**PROBLEM TO SOLVE**
Pull out every line below holding the word "времени".

**Stored data entries**
>>>
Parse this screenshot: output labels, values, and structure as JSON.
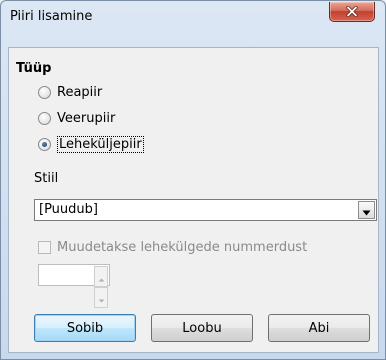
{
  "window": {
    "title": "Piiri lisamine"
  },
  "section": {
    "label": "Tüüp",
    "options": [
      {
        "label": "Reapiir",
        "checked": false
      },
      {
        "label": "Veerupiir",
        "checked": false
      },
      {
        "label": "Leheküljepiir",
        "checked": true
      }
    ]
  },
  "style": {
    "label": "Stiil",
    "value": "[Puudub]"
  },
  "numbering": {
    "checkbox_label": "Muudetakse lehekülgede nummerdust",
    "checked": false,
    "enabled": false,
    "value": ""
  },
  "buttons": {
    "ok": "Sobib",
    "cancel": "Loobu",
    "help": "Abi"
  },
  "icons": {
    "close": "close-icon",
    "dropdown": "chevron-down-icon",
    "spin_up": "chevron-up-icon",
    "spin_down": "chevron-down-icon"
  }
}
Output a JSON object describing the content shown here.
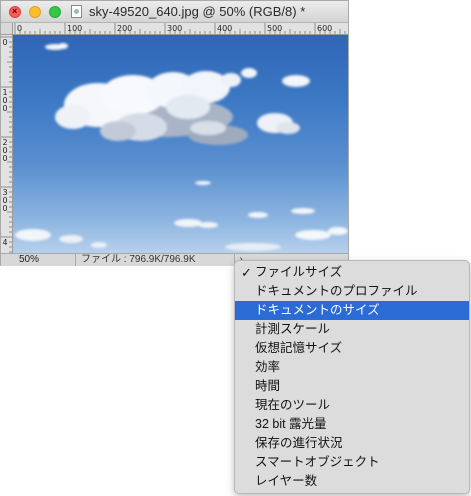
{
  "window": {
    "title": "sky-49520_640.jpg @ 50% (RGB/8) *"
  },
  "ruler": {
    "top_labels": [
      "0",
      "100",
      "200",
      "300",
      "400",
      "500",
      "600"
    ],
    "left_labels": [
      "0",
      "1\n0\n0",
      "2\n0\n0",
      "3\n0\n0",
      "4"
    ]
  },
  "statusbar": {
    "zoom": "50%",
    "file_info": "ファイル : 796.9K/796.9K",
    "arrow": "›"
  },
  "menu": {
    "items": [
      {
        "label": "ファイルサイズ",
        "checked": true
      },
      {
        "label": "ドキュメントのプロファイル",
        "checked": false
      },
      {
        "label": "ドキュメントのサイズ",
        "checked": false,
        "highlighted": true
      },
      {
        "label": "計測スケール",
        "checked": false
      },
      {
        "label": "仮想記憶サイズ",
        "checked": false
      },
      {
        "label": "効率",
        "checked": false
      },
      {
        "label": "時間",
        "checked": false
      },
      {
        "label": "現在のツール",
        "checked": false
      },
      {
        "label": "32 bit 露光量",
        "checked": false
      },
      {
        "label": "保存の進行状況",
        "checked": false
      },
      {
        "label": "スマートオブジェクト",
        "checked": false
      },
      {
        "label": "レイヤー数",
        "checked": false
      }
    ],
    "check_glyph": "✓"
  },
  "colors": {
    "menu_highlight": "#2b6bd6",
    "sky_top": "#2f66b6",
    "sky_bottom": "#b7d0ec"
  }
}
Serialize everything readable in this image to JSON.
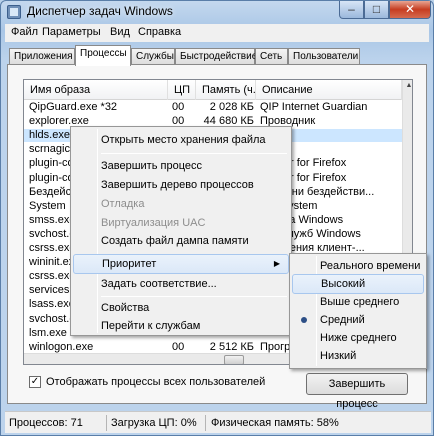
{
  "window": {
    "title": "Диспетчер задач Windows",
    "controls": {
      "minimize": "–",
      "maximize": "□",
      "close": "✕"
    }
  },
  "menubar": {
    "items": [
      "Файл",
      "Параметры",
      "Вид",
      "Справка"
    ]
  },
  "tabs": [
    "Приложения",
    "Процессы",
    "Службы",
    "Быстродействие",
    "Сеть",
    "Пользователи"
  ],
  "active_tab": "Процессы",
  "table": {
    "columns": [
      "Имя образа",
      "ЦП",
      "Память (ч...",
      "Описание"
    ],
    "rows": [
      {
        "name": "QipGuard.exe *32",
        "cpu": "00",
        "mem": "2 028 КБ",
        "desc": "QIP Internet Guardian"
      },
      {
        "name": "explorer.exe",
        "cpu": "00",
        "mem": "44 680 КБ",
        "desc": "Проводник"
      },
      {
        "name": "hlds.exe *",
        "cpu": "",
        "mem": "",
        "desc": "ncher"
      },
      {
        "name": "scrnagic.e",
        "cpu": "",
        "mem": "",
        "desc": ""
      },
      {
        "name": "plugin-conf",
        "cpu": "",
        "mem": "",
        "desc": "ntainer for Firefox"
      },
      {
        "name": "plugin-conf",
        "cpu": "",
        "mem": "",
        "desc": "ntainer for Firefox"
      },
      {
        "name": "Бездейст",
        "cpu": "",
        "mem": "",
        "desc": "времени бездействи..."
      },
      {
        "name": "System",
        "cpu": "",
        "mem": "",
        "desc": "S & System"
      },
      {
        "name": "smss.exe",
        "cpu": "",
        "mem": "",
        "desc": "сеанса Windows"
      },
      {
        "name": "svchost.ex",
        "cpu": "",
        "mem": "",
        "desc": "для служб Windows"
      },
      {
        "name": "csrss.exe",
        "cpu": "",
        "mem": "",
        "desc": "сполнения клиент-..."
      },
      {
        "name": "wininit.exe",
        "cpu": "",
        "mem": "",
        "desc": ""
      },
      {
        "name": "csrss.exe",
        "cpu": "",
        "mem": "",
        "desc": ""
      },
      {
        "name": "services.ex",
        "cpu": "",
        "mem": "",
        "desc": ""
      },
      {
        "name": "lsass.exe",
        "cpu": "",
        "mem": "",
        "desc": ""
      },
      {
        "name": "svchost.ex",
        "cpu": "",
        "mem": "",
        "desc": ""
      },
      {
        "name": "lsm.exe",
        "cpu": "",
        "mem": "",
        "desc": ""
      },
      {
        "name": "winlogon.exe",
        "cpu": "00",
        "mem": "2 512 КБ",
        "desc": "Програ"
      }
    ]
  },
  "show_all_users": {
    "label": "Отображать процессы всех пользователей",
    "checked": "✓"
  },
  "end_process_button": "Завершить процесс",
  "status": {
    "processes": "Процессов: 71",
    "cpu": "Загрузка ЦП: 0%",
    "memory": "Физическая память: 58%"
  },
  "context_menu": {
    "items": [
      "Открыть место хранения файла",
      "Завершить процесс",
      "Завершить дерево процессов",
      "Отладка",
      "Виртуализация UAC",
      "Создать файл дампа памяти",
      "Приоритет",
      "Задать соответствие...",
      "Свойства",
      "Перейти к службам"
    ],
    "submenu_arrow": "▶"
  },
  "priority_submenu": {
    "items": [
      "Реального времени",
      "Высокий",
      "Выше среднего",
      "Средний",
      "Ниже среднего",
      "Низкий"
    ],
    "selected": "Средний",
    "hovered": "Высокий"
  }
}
<<<
**SOLUTION**
        "desc": "времени бездействи..."
      "Реального времени",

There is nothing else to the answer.